_Exercise prompt_: Filter the lines below, copying only those with the string "this".

_The input_:
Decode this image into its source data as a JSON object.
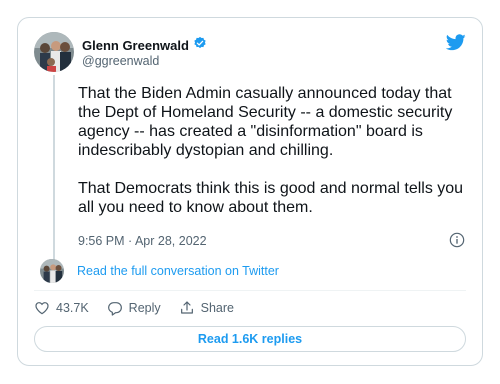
{
  "author": {
    "name": "Glenn Greenwald",
    "handle": "@ggreenwald",
    "verified": true
  },
  "tweet": {
    "paragraphs": [
      "That the Biden Admin casually announced today that the Dept of Homeland Security -- a domestic security agency -- has created a \"disinformation\" board is indescribably dystopian and chilling.",
      "That Democrats think this is good and normal tells you all you need to know about them."
    ],
    "timestamp": "9:56 PM · Apr 28, 2022"
  },
  "conversation_link": "Read the full conversation on Twitter",
  "actions": {
    "likes": "43.7K",
    "reply_label": "Reply",
    "share_label": "Share"
  },
  "read_replies": "Read 1.6K replies",
  "colors": {
    "accent": "#1d9bf0",
    "text": "#0f1419",
    "secondary": "#536471",
    "border": "#cfd9de"
  },
  "icons": [
    "verified-badge-icon",
    "twitter-bird-icon",
    "info-icon",
    "heart-icon",
    "reply-icon",
    "share-icon"
  ]
}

_Task answer_:
Decode this image into its source data as a JSON object.
      "That Democrats think this is good and normal tells you all you need to know about them."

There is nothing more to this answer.